**PROVIDED ENTRIES:**
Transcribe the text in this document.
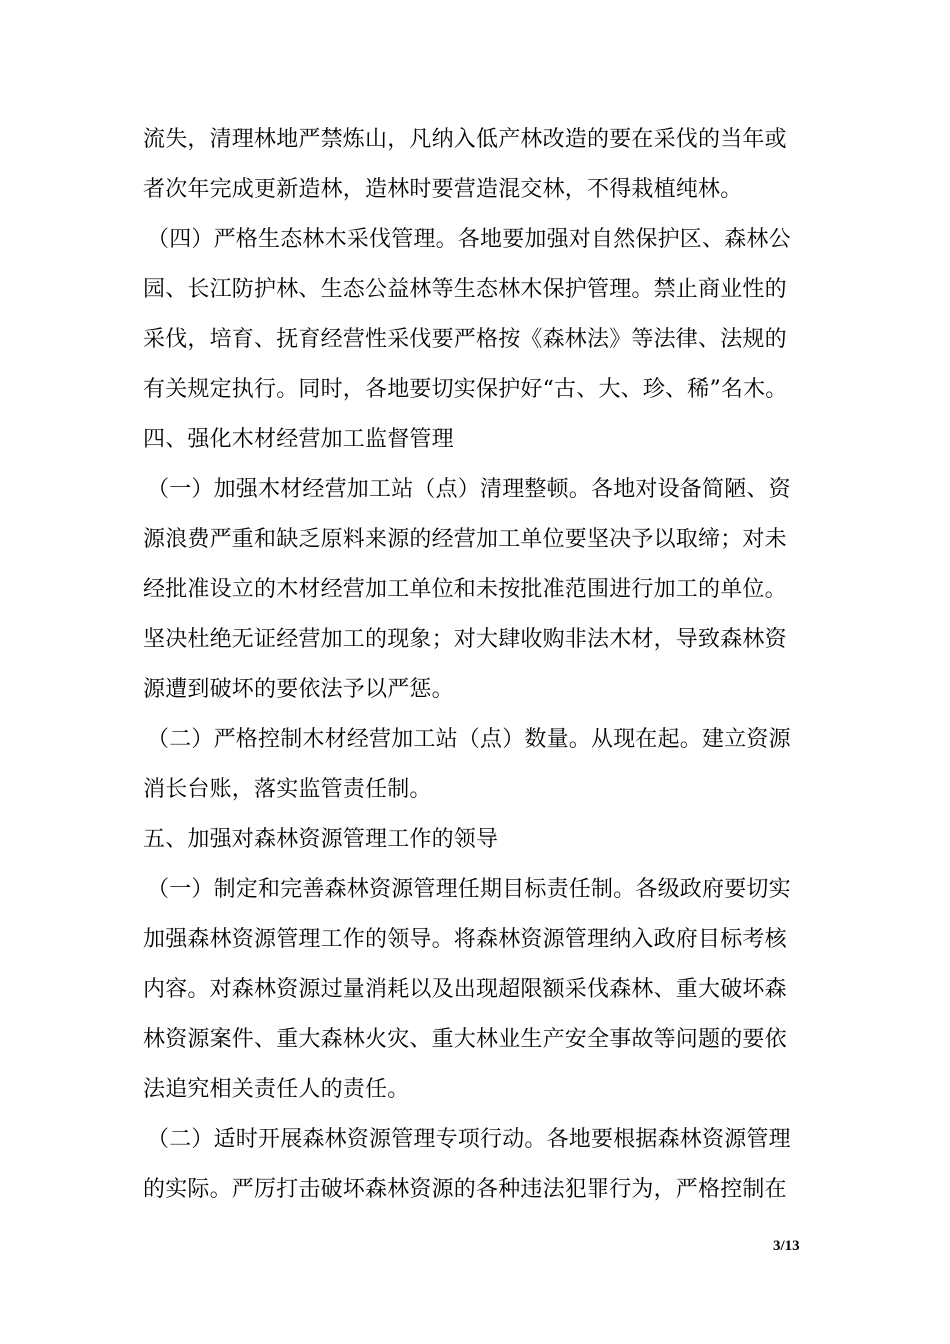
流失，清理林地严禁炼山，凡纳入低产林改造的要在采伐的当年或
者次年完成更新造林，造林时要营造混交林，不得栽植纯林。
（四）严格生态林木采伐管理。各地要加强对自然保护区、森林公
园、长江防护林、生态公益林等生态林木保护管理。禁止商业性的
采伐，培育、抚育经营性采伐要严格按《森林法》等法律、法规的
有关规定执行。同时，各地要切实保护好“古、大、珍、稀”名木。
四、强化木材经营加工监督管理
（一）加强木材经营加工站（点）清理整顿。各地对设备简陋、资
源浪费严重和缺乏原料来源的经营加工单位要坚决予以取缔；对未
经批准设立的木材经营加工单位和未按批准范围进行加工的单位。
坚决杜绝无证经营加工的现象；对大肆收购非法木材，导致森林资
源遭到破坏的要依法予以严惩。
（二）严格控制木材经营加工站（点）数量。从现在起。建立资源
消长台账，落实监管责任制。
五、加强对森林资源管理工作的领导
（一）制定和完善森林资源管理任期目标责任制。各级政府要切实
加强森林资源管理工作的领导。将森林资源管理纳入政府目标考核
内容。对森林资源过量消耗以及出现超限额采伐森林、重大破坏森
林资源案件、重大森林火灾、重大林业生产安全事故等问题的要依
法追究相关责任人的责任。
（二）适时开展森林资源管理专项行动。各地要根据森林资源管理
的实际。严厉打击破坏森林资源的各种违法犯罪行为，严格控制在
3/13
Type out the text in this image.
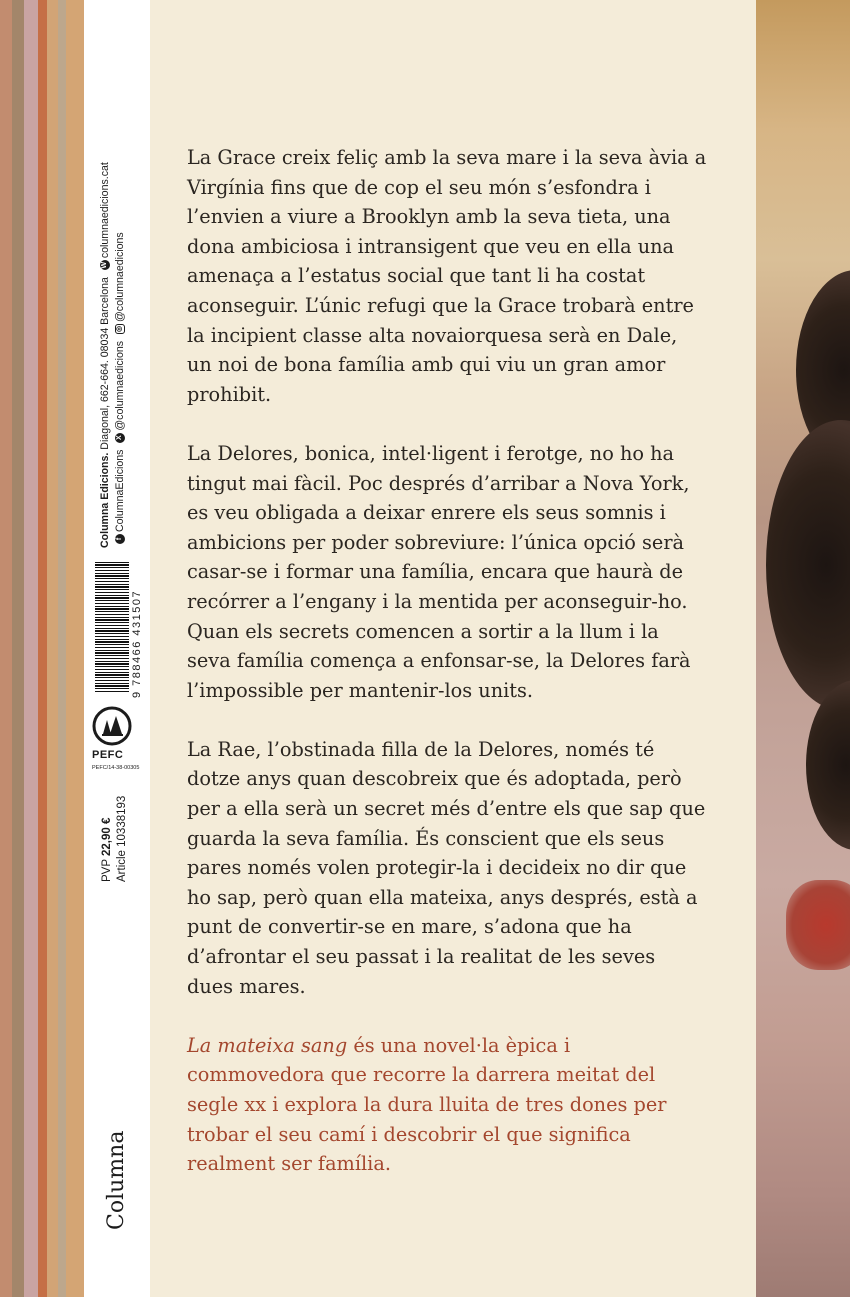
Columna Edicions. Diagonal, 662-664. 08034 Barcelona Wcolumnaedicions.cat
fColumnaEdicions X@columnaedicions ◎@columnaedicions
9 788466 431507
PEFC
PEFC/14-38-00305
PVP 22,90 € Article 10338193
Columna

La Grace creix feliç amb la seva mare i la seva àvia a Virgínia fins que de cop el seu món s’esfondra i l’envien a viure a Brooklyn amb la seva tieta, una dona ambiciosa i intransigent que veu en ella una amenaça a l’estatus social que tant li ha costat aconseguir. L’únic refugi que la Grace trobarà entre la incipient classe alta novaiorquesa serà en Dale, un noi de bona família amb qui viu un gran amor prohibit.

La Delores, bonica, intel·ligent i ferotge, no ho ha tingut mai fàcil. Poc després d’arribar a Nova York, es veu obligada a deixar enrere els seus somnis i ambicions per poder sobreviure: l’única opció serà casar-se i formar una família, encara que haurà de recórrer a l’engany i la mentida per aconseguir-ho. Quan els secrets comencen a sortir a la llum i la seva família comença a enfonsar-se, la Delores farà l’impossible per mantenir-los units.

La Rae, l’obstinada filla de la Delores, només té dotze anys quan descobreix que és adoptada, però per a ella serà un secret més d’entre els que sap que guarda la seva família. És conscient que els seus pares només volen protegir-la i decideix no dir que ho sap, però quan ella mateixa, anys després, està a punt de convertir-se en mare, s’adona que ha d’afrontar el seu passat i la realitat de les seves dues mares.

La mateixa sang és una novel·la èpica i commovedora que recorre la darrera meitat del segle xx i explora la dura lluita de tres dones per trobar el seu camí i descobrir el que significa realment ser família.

**WHAT IS ASKED:** In the records above, collect each line with "després".

**SOLUTION TO THE EXERCISE:**
La Delores, bonica, intel·ligent i ferotge, no ho ha tingut mai fàcil. Poc després d’arribar a Nova York, es veu obligada a deixar enrere els seus somnis i ambicions per poder sobreviure: l’única opció serà casar-se i formar una família, encara que haurà de recórrer a l’engany i la mentida per aconseguir-ho. Quan els secrets comencen a sortir a la llum i la seva família comença a enfonsar-se, la Delores farà l’impossible per mantenir-los units.
La Rae, l’obstinada filla de la Delores, només té dotze anys quan descobreix que és adoptada, però per a ella serà un secret més d’entre els que sap que guarda la seva família. És conscient que els seus pares només volen protegir-la i decideix no dir que ho sap, però quan ella mateixa, anys després, està a punt de convertir-se en mare, s’adona que ha d’afrontar el seu passat i la realitat de les seves dues mares.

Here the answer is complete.